* **WHAT THE EXERCISE ASKS**
Below are some records. Say in a single number how many of their lines include the word "full".
--- START ---
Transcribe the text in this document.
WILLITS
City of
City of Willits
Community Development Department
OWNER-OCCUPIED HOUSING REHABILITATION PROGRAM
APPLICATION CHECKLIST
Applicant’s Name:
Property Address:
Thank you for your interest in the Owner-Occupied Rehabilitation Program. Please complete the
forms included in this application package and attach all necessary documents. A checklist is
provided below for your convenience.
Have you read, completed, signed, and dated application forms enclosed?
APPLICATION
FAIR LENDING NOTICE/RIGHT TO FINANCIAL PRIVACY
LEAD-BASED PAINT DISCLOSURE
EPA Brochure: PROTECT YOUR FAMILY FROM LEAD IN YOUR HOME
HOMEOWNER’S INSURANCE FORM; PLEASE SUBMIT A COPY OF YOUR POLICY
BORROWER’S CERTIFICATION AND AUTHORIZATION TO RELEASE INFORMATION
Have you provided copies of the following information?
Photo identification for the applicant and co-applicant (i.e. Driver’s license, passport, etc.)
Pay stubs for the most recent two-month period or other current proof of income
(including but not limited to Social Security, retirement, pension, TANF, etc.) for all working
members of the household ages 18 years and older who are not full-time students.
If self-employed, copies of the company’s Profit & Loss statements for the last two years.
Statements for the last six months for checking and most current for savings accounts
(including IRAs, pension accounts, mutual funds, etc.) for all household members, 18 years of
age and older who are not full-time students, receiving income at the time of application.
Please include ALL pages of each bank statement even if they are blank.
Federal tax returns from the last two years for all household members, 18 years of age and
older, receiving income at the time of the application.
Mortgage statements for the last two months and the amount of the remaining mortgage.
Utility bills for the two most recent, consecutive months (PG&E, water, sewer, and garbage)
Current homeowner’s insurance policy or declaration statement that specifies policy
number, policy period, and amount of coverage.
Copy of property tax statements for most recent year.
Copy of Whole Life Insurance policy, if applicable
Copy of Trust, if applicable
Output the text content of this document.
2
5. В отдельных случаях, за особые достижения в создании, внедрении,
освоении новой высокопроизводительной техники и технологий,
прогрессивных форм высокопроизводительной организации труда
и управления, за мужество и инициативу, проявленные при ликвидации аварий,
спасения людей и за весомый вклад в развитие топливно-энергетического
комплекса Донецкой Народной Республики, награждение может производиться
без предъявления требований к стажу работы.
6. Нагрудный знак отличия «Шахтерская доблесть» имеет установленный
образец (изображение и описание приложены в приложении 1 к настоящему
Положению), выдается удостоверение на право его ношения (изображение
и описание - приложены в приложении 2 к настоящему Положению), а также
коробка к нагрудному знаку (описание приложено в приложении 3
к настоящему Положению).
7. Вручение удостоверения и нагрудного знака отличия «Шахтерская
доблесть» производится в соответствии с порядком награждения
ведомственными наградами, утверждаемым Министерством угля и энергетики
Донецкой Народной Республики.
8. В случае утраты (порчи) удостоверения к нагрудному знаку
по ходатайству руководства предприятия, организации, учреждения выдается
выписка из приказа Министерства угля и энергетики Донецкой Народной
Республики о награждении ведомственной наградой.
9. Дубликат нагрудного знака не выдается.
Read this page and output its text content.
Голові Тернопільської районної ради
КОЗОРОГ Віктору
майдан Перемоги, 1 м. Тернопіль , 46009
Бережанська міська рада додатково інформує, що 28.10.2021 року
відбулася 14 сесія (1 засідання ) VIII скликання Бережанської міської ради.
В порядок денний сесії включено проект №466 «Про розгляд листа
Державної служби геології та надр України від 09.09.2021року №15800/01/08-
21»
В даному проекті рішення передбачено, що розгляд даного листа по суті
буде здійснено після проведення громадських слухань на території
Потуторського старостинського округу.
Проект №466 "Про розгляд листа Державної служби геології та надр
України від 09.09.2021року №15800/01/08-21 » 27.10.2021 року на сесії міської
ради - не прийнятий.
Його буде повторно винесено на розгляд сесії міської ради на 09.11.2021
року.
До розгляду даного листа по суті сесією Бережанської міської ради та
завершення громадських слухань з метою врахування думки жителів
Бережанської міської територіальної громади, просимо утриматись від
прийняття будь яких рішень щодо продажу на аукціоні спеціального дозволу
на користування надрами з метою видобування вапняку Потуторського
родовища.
--- END ---
* **WRITTEN SOLUTION**
2